**PROBLEM DESCRIPTION**
Select, from the material below, each line with "Flux" in it.

○ ○ ○ ○ ○ ○ ○

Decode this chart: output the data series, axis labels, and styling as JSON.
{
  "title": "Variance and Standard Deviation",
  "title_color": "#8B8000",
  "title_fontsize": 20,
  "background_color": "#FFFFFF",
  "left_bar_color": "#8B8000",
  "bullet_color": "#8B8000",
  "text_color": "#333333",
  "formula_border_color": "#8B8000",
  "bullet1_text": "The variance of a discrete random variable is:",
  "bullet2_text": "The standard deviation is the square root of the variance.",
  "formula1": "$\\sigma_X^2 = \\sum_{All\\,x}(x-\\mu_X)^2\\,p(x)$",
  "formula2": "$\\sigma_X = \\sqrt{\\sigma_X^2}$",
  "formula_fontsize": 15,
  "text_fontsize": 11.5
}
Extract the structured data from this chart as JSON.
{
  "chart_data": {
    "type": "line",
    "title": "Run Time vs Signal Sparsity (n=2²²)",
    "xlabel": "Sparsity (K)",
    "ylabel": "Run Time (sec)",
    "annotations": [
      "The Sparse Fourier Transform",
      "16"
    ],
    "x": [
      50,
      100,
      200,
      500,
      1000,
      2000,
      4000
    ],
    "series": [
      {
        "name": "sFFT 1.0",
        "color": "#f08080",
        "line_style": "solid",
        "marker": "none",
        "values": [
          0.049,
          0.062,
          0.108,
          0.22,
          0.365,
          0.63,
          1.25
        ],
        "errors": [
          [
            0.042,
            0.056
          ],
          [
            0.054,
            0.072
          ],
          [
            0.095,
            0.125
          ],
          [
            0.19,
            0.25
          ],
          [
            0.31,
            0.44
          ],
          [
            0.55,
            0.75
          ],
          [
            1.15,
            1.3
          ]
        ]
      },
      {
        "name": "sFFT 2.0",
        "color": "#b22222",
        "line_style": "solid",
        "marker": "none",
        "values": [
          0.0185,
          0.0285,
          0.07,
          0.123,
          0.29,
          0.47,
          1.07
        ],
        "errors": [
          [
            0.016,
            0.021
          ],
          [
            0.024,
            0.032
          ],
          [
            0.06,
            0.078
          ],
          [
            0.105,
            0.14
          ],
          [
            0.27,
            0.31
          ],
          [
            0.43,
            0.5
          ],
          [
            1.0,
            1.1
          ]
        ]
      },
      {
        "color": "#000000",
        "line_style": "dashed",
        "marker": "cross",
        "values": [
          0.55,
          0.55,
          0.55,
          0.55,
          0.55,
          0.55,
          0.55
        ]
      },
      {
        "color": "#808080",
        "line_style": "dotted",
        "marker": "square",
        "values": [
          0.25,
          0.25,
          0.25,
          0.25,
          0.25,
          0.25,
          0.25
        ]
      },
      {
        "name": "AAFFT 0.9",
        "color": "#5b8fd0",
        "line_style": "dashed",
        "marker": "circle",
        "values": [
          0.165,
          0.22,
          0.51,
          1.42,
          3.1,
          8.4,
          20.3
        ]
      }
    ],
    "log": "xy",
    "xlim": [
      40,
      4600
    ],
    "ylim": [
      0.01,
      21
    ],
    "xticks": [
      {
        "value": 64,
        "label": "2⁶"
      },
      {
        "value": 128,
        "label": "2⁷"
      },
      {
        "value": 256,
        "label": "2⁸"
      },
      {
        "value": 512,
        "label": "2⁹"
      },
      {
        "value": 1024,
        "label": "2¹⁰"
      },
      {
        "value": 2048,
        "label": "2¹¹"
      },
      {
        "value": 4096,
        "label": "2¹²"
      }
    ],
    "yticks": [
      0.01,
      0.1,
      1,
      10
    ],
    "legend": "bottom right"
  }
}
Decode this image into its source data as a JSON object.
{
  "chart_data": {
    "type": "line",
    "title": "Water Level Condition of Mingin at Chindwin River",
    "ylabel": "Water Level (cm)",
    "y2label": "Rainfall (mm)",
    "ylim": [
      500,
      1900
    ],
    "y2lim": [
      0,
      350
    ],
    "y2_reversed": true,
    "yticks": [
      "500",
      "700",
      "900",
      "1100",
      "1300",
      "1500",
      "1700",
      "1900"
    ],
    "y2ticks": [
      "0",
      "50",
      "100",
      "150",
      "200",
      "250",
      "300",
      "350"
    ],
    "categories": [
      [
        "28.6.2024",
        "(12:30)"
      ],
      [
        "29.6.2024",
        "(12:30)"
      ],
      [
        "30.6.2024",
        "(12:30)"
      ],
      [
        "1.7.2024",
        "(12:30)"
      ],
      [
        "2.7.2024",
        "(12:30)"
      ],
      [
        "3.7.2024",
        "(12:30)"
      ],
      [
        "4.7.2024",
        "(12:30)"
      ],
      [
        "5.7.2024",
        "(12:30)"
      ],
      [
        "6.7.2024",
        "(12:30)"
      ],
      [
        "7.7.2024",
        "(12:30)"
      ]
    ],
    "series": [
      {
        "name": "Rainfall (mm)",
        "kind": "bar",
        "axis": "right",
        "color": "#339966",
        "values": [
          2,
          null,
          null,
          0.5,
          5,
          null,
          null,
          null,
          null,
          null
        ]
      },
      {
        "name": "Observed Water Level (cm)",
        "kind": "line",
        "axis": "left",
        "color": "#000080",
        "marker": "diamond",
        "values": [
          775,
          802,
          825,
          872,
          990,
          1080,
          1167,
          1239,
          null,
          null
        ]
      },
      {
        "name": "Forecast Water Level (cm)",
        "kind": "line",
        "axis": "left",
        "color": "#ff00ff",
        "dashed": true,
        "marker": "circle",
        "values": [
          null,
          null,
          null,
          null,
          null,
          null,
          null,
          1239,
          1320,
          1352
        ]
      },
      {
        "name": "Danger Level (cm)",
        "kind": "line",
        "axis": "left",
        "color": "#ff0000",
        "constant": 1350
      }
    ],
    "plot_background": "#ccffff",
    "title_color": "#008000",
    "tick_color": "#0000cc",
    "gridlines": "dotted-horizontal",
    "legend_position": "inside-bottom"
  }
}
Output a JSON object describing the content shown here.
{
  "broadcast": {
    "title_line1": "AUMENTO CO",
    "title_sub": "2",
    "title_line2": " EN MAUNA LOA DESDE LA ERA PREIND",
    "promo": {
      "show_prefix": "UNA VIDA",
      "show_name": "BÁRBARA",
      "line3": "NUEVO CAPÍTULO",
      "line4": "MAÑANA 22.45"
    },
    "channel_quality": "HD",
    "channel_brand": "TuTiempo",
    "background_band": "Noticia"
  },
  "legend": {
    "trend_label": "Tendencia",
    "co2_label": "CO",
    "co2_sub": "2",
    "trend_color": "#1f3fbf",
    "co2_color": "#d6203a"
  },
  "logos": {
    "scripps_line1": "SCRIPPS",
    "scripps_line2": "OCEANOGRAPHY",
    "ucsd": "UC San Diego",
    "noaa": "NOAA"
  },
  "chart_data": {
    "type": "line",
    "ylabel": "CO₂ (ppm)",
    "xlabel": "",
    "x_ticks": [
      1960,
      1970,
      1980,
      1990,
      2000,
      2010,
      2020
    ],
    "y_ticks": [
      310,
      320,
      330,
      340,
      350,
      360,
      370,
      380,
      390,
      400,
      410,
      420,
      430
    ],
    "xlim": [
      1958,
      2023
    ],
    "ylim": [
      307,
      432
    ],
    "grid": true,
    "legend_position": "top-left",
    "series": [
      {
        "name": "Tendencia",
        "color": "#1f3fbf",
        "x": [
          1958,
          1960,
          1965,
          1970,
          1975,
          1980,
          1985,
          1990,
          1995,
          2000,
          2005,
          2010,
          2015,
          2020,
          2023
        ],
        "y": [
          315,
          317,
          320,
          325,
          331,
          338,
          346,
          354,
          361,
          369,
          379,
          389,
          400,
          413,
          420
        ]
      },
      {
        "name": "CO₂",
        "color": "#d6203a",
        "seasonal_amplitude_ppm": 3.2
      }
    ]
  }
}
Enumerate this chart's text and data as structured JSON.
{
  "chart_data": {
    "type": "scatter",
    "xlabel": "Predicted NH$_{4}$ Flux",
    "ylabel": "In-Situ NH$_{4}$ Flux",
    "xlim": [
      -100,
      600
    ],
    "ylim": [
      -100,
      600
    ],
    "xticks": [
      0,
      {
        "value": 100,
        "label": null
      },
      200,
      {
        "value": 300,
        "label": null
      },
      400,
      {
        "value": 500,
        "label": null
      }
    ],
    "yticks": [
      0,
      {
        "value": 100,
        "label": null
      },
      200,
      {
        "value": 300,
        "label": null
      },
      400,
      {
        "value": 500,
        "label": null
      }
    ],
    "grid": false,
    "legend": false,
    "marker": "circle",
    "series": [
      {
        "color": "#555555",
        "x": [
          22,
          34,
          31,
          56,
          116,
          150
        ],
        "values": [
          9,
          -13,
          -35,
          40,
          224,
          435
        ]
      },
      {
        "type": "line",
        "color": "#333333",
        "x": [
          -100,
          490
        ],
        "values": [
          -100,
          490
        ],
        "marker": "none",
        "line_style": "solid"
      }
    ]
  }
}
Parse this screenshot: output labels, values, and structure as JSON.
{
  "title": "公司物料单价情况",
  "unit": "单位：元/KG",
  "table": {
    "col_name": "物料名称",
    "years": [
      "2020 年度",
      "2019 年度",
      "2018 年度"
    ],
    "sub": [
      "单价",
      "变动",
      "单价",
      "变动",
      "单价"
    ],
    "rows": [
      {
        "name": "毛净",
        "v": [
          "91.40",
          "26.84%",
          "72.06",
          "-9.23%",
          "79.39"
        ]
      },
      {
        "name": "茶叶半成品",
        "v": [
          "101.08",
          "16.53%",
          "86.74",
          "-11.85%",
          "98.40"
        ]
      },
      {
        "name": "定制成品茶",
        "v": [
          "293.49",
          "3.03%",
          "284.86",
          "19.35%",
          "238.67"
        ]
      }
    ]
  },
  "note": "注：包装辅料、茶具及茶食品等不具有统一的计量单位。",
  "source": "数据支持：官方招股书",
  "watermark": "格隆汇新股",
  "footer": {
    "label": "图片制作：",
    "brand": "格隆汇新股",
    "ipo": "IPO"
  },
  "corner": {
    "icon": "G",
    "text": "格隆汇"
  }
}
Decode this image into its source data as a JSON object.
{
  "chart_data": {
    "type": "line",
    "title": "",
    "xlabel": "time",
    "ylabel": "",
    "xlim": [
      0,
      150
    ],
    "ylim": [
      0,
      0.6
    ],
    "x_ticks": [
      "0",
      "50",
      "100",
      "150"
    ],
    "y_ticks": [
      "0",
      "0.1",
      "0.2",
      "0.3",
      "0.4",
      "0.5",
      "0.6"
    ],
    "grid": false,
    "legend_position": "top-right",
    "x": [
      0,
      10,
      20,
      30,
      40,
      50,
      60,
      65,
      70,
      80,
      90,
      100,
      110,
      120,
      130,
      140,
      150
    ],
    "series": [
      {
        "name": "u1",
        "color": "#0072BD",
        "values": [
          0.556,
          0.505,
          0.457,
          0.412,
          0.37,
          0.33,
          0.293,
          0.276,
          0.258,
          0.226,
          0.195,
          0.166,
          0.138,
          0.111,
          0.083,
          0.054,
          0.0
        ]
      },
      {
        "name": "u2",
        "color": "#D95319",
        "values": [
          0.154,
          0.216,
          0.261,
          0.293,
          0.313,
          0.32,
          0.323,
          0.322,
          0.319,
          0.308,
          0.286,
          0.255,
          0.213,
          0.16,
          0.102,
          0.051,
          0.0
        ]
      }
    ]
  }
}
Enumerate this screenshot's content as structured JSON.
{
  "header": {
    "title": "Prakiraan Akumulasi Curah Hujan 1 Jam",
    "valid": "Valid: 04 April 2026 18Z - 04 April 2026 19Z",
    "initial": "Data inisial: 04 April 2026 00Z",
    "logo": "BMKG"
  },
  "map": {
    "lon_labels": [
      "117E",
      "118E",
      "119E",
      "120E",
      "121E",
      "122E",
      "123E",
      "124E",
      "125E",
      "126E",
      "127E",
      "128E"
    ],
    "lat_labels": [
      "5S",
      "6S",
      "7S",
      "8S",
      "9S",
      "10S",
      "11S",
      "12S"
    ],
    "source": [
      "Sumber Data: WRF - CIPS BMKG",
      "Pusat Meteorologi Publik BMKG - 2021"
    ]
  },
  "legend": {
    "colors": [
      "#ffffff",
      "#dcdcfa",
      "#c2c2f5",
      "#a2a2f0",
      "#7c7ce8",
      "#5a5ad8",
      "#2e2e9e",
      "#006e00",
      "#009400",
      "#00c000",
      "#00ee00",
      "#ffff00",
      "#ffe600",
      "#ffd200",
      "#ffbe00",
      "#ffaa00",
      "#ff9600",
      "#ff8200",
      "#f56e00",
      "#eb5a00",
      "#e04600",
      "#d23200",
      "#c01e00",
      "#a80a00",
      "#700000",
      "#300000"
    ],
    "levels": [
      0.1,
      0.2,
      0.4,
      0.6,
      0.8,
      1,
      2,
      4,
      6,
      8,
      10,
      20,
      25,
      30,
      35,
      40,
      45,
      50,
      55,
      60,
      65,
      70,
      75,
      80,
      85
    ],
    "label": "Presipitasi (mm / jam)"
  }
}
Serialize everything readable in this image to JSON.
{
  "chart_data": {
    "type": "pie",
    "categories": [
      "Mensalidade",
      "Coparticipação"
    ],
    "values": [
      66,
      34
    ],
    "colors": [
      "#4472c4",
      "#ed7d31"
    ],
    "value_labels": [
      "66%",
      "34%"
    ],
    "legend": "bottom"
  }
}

○ ○ ○ ○ ○ ○ ○

**SOLUTION TO THIS EXERCISE**
    "xlabel": "Predicted NH$_{4}$ Flux",
    "ylabel": "In-Situ NH$_{4}$ Flux",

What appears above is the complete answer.